● **Problem to solve**: Make an exact copy of the entries below.

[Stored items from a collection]

>>>

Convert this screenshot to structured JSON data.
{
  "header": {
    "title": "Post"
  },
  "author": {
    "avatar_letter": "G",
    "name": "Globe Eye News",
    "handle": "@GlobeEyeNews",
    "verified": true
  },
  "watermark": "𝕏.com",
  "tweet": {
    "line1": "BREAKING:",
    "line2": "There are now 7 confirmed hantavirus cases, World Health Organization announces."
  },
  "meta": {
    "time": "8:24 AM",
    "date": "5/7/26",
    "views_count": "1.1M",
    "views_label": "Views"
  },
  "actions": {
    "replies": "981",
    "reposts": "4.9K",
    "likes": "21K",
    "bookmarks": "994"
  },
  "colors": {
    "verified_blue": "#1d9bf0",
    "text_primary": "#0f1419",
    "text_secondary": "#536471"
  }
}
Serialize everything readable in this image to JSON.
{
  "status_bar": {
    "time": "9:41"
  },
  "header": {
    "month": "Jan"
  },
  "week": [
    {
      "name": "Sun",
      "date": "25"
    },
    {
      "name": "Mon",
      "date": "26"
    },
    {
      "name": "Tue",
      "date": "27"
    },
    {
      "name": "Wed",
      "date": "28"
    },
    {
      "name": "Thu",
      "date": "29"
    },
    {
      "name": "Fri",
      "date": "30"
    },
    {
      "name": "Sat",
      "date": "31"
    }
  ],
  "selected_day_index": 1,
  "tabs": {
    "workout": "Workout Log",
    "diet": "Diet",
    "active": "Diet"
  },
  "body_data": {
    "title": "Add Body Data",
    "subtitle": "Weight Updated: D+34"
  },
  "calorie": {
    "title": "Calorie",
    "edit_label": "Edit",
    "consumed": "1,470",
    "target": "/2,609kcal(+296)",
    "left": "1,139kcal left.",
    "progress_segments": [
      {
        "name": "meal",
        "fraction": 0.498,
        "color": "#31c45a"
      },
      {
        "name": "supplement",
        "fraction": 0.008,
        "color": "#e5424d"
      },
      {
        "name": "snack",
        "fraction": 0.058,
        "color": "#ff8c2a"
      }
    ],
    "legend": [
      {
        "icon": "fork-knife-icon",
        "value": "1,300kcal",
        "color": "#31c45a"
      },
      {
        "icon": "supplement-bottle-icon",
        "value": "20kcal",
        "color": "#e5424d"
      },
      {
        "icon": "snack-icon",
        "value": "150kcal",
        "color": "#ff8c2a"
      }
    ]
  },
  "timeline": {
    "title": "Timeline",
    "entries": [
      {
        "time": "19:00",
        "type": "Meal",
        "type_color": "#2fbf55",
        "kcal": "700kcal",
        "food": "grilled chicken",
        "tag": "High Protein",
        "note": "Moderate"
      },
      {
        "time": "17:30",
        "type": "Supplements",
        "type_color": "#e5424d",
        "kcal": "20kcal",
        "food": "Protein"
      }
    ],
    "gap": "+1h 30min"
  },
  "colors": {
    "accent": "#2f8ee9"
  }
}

<<<

● **Solution to the exercise**:
Convert this screenshot to structured JSON data.
{
  "header": {
    "title": "Post"
  },
  "author": {
    "avatar_letter": "G",
    "name": "Globe Eye News",
    "handle": "@GlobeEyeNews",
    "verified": true
  },
  "watermark": "𝕏.com",
  "tweet": {
    "line1": "BREAKING:",
    "line2": "There are now 7 confirmed hantavirus cases, World Health Organization announces."
  },
  "meta": {
    "time": "8:24 AM",
    "date": "5/7/26",
    "views_count": "1.1M",
    "views_label": "Views"
  },
  "actions": {
    "replies": "981",
    "reposts": "4.9K",
    "likes": "21K",
    "bookmarks": "994"
  },
  "colors": {
    "verified_blue": "#1d9bf0",
    "text_primary": "#0f1419",
    "text_secondary": "#536471"
  }
}
Serialize everything readable in this image to JSON.
{
  "status_bar": {
    "time": "9:41"
  },
  "header": {
    "month": "Jan"
  },
  "week": [
    {
      "name": "Sun",
      "date": "25"
    },
    {
      "name": "Mon",
      "date": "26"
    },
    {
      "name": "Tue",
      "date": "27"
    },
    {
      "name": "Wed",
      "date": "28"
    },
    {
      "name": "Thu",
      "date": "29"
    },
    {
      "name": "Fri",
      "date": "30"
    },
    {
      "name": "Sat",
      "date": "31"
    }
  ],
  "selected_day_index": 1,
  "tabs": {
    "workout": "Workout Log",
    "diet": "Diet",
    "active": "Diet"
  },
  "body_data": {
    "title": "Add Body Data",
    "subtitle": "Weight Updated: D+34"
  },
  "calorie": {
    "title": "Calorie",
    "edit_label": "Edit",
    "consumed": "1,470",
    "target": "/2,609kcal(+296)",
    "left": "1,139kcal left.",
    "progress_segments": [
      {
        "name": "meal",
        "fraction": 0.498,
        "color": "#31c45a"
      },
      {
        "name": "supplement",
        "fraction": 0.008,
        "color": "#e5424d"
      },
      {
        "name": "snack",
        "fraction": 0.058,
        "color": "#ff8c2a"
      }
    ],
    "legend": [
      {
        "icon": "fork-knife-icon",
        "value": "1,300kcal",
        "color": "#31c45a"
      },
      {
        "icon": "supplement-bottle-icon",
        "value": "20kcal",
        "color": "#e5424d"
      },
      {
        "icon": "snack-icon",
        "value": "150kcal",
        "color": "#ff8c2a"
      }
    ]
  },
  "timeline": {
    "title": "Timeline",
    "entries": [
      {
        "time": "19:00",
        "type": "Meal",
        "type_color": "#2fbf55",
        "kcal": "700kcal",
        "food": "grilled chicken",
        "tag": "High Protein",
        "note": "Moderate"
      },
      {
        "time": "17:30",
        "type": "Supplements",
        "type_color": "#e5424d",
        "kcal": "20kcal",
        "food": "Protein"
      }
    ],
    "gap": "+1h 30min"
  },
  "colors": {
    "accent": "#2f8ee9"
  }
}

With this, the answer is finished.